▸ **CONSIGNE 1**
Pouvez-vous convertir en liste JSON de chaînes, à raison d'une chaîne par ligne et sans les lignes vides, toutes les lignes des données fournies, de celle qui contient « back-arrow-icon[interactable]: [470, 58, 496, 85] » jusqu'à celle qui contient « 671, 202, 702] », ces deux-là comprises ?

───── EXTRAIT DU DOCUMENT ─────

Aujourd’hui, ils engagent une étude de trois ans avec l’INRA et AgroPariTech qui permettra de donner un réel référentiel technico-économique de la productivité et de la rentabilité de leurs pratiques. L’hypothèse de départ est qu’il serait possible de créer un emploi pour 1000 m2cultivés. L’émergence d’une micro-agriculture naturellement très intensive faciliterait l’essor de la production vivrière dans et autour des villes, là où l’accès au foncier est le principal facteur limitant. Mais Charles n’en fait pas un motif d’autosatisfaction. « J’insiste sur le fait que nous ne nous positionnons pas contre nos collègues ou ne cherchons pas à montrer que nous faisons mieux. Nous explorons une manière différente de faire. »
Une révolution agricole
La révolution que suggère cette expérience est multiple.
Premièrement, elle n’utilise quasiment aucun pétrole, à l’exception de ce qui a été nécessaire à la fabrication des outils manuels et des serres, ou de manière très ponctuelle, un petit motoculteur lors de la création des buttes par exemple.
Deuxièmement, elle remet profondément en question notre idée de la taille que devrait avoir une exploitation. Aujourd’hui, pour obtenir le droit d’être maraîcher dans l’Eure (où se trouve la ferme du Bec Hellouin), il faut au minimum justifier d’une surface d’une demie SMI (Surface Minimum d’Installation), soit trois hectares et demi. Les syndicats, les banques, les conseillers techniques, les revues, les salons poussent d’un même élan le jeune agriculteur à grossir, à s’étendre, à se mécaniser pour supposément prospérer. Avec les conséquences que l’on connaît : endettement, fermes toujours plus grandes pour toujours moins de paysans, obligation d’industrialiser les pratiques…
Troisièmement, elle suggère une réflexion sur le rôle à donner à la main de l’homme dans la production vivrière. Un grand nombre d’études effectuées dans le monde entier montrent que plus une ferme est petite, plus elle est productive par unité de surface (voir en particulier le rapport récent de la Banque Mondiale sur la petite agriculture familiale et paysanne). Ces analyses mettent en évidence la corrélation entre le soin apporté aux cultures et le niveau de productivité atteint.

───── DONNÉES FOURNIES ─────

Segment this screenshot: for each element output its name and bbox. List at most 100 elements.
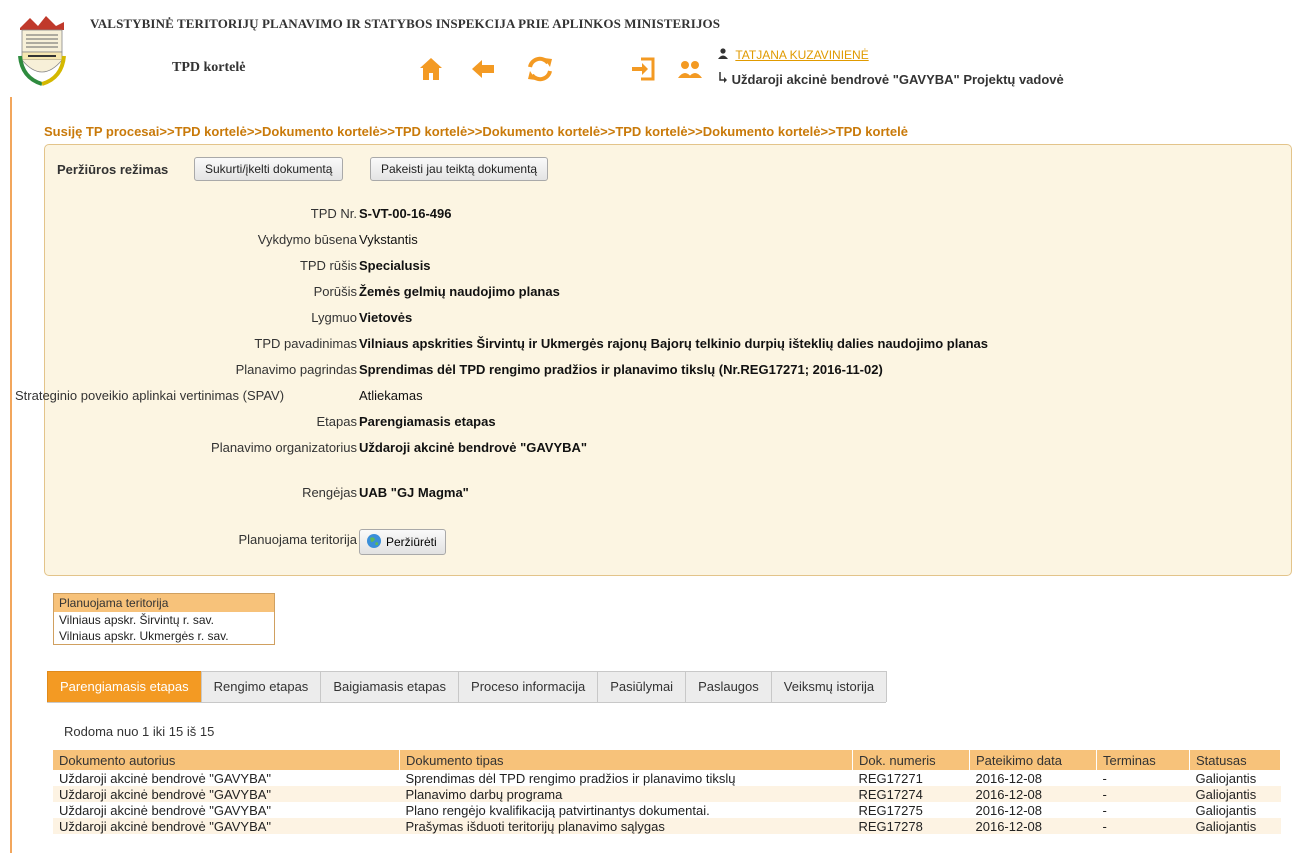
back-arrow-icon[interactable]: [470, 58, 496, 85]
cell-submit-date: 2016-12-08: [969, 770, 1097, 786]
role-switch-icon: [718, 72, 732, 87]
cell-status: Galiojantis: [1189, 818, 1281, 834]
tab-veiksmu-istorija[interactable]: Veiksmų istorija: [770, 671, 888, 702]
field-label: Lygmuo: [311, 310, 357, 325]
breadcrumb-item[interactable]: Susiję TP procesai: [44, 124, 159, 139]
field-value: Sprendimas dėl TPD rengimo pradžios ir p…: [359, 362, 883, 377]
field-value: Specialusis: [359, 258, 431, 273]
list-item: Vilniaus apskr. Širvintų r. sav.: [54, 612, 274, 628]
field-value: Vilniaus apskrities Širvintų ir Ukmergės…: [359, 336, 988, 351]
breadcrumb: Susiję TP procesai>>TPD kortelė>>Dokumen…: [44, 124, 908, 139]
tab-baigiamasis-etapas[interactable]: Baigiamasis etapas: [320, 671, 460, 702]
field-value: S-VT-00-16-496: [359, 206, 452, 221]
tab-parengiamasis-etapas[interactable]: Parengiamasis etapas: [47, 671, 202, 702]
documents-table: Dokumento autorius Dokumento tipas Dok. …: [53, 750, 1281, 834]
view-button-label: Peržiūrėti: [386, 535, 437, 549]
user-icon: [718, 48, 731, 62]
cell-status: Galiojantis: [1189, 786, 1281, 802]
view-territory-button[interactable]: Peržiūrėti: [359, 529, 446, 555]
cell-doc-type: Prašymas išduoti teritorijų planavimo są…: [399, 818, 853, 834]
field-label: Porūšis: [313, 284, 357, 299]
user-role-label: Uždaroji akcinė bendrovė "GAVYBA" Projek…: [731, 72, 1064, 87]
cell-doc-number: REG17274: [852, 786, 970, 802]
field-label: Planavimo pagrindas: [235, 362, 357, 377]
app-header: VALSTYBINĖ TERITORIJŲ PLANAVIMO IR STATY…: [0, 0, 1297, 97]
breadcrumb-separator: >>: [246, 124, 262, 139]
breadcrumb-item-current[interactable]: TPD kortelė: [836, 124, 908, 139]
tab-rengimo-etapas[interactable]: Rengimo etapas: [200, 671, 322, 702]
breadcrumb-item[interactable]: Dokumento kortelė: [482, 124, 600, 139]
stage-tabs: Parengiamasis etapas Rengimo etapas Baig…: [47, 671, 888, 703]
page-title: TPD kortelė: [172, 60, 246, 75]
column-header[interactable]: Dokumento tipas: [399, 750, 853, 770]
list-item: Vilniaus apskr. Ukmergės r. sav.: [54, 628, 274, 644]
home-icon[interactable]: [418, 56, 444, 87]
field-value: Vietovės: [359, 310, 413, 325]
table-row[interactable]: Uždaroji akcinė bendrovė "GAVYBA" Planav…: [53, 786, 1281, 802]
column-header[interactable]: Statusas: [1189, 750, 1281, 770]
user-role[interactable]: Uždaroji akcinė bendrovė "GAVYBA" Projek…: [718, 72, 1064, 87]
cell-status: Galiojantis: [1189, 770, 1281, 786]
field-value: UAB "GJ Magma": [359, 485, 469, 500]
cell-deadline: -: [1096, 818, 1190, 834]
cell-submit-date: 2016-12-08: [969, 786, 1097, 802]
field-label: Etapas: [316, 414, 357, 429]
breadcrumb-separator: >>: [159, 124, 175, 139]
field-label: TPD rūšis: [299, 258, 357, 273]
users-icon[interactable]: [676, 58, 704, 85]
cell-deadline: -: [1096, 770, 1190, 786]
cell-submit-date: 2016-12-08: [969, 802, 1097, 818]
field-label: Vykdymo būsena: [257, 232, 357, 247]
breadcrumb-item[interactable]: TPD kortelė: [175, 124, 247, 139]
cell-deadline: -: [1096, 802, 1190, 818]
cell-doc-number: REG17271: [852, 770, 970, 786]
inspectorate-logo: [16, 12, 68, 86]
breadcrumb-separator: >>: [379, 124, 395, 139]
column-header[interactable]: Dokumento autorius: [53, 750, 400, 770]
breadcrumb-separator: >>: [467, 124, 483, 139]
table-header-row: Dokumento autorius Dokumento tipas Dok. …: [53, 750, 1281, 770]
field-label: TPD Nr.: [310, 206, 357, 221]
field-value: Uždaroji akcinė bendrovė "GAVYBA": [359, 440, 588, 455]
user-info: TATJANA KUZAVINIENĖ: [718, 48, 869, 62]
logout-icon[interactable]: [630, 56, 656, 87]
column-header[interactable]: Pateikimo data: [969, 750, 1097, 770]
tpd-detail-card: Peržiūros režimas Sukurti/įkelti dokumen…: [15, 144, 1292, 576]
cell-doc-number: REG17278: [852, 818, 970, 834]
tab-paslaugos[interactable]: Paslaugos: [685, 671, 772, 702]
cell-doc-type: Plano rengėjo kvalifikaciją patvirtinant…: [399, 802, 853, 818]
breadcrumb-item[interactable]: Dokumento kortelė: [262, 124, 380, 139]
field-value: Žemės gelmių naudojimo planas: [359, 284, 560, 299]
territory-list-header: Planuojama teritorija: [54, 594, 274, 612]
cell-doc-number: REG17275: [852, 802, 970, 818]
cell-deadline: -: [1096, 786, 1190, 802]
globe-icon: [366, 533, 382, 552]
breadcrumb-item[interactable]: TPD kortelė: [615, 124, 687, 139]
breadcrumb-separator: >>: [820, 124, 836, 139]
field-value: Atliekamas: [359, 388, 423, 403]
tab-pasiulymai[interactable]: Pasiūlymai: [597, 671, 687, 702]
cell-doc-type: Planavimo darbų programa: [399, 786, 853, 802]
column-header[interactable]: Terminas: [1096, 750, 1190, 770]
user-name-link[interactable]: TATJANA KUZAVINIENĖ: [735, 48, 868, 62]
view-mode-label: Peržiūros režimas: [57, 162, 169, 177]
left-accent-bar: [10, 97, 12, 853]
create-document-button[interactable]: Sukurti/įkelti dokumentą: [194, 157, 344, 181]
record-count: Rodoma nuo 1 iki 15 iš 15: [64, 724, 215, 739]
refresh-icon[interactable]: [526, 55, 554, 88]
breadcrumb-separator: >>: [600, 124, 616, 139]
cell-author: Uždaroji akcinė bendrovė "GAVYBA": [53, 802, 400, 818]
replace-document-button[interactable]: Pakeisti jau teiktą dokumentą: [370, 157, 549, 181]
cell-author: Uždaroji akcinė bendrovė "GAVYBA": [53, 818, 400, 834]
column-header[interactable]: Dok. numeris: [852, 750, 970, 770]
breadcrumb-separator: >>: [687, 124, 703, 139]
breadcrumb-item[interactable]: Dokumento kortelė: [703, 124, 821, 139]
table-row[interactable]: Uždaroji akcinė bendrovė "GAVYBA" Prašym…: [53, 818, 1281, 834]
field-label: Rengėjas: [302, 485, 357, 500]
breadcrumb-item[interactable]: TPD kortelė: [395, 124, 467, 139]
organization-title: VALSTYBINĖ TERITORIJŲ PLANAVIMO IR STATY…: [90, 16, 721, 31]
table-row[interactable]: Uždaroji akcinė bendrovė "GAVYBA" Plano …: [53, 802, 1281, 818]
table-row[interactable]: Uždaroji akcinė bendrovė "GAVYBA" Sprend…: [53, 770, 1281, 786]
tab-proceso-informacija[interactable]: Proceso informacija: [458, 671, 599, 702]
cell-status: Galiojantis: [1189, 802, 1281, 818]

─────

▸ **CONSIGNE 2**
Pouvez-vous poursuivre le texte sur la révolution agricole à partir de l'endroit où il s'arrête ?

▸ **RÉSULTAT 1**
[
  "back-arrow-icon[interactable]: [470, 58, 496, 85]",
  "cell-submit-date: 2016-12-08: [969, 770, 1097, 786]",
  "role-switch-icon: [718, 72, 732, 87]",
  "cell-status: Galiojantis: [1189, 818, 1281, 834]",
  "tab-veiksmu-istorija[interactable]: Veiksmų istorija: [770, 671, 888, 702]",
  "field-label: Lygmuo: [311, 310, 357, 325]",
  "breadcrumb-item[interactable]: Susiję TP procesai: [44, 124, 159, 139]",
  "field-value: Sprendimas dėl TPD rengimo pradžios ir p…: [359, 362, 883, 377]",
  "field-value: Specialusis: [359, 258, 431, 273]",
  "list-item: Vilniaus apskr. Širvintų r. sav.: [54, 612, 274, 628]",
  "field-value: Vilniaus apskrities Širvintų ir Ukmergės…: [359, 336, 988, 351]",
  "breadcrumb: Susiję TP procesai>>TPD kortelė>>Dokumen…: [44, 124, 908, 139]",
  "tab-baigiamasis-etapas[interactable]: Baigiamasis etapas: [320, 671, 460, 702]",
  "field-value: S-VT-00-16-496: [359, 206, 452, 221]",
  "tab-parengiamasis-etapas[interactable]: Parengiamasis etapas: [47, 671, 202, 702]"
]

▸ **RÉSULTAT 2**
Selon ce principe nous pourrions recréer des centaines de milliers d’emplois dans l’agriculture, qui est probablement le plus grand vivier, oublié ou négligé par les politiques de tous bords.
Enfin elle laisse entrevoir que la productivité naturelle de la terre est encore mal connue et que son formidable potentiel ne demande qu’à être exploré.
En quoi est-ce une bonne nouvelle ?
D’abord parce que quatre-vingt dix pour cent des fermes dans le monde font moins de deux hectares. Cultivées de façon optimale, elles permettraient de nourrir une population bien plus grande qu’aujourd’hui (comme l’avance l’étude publiée par l’ONU sur l’agroécologie).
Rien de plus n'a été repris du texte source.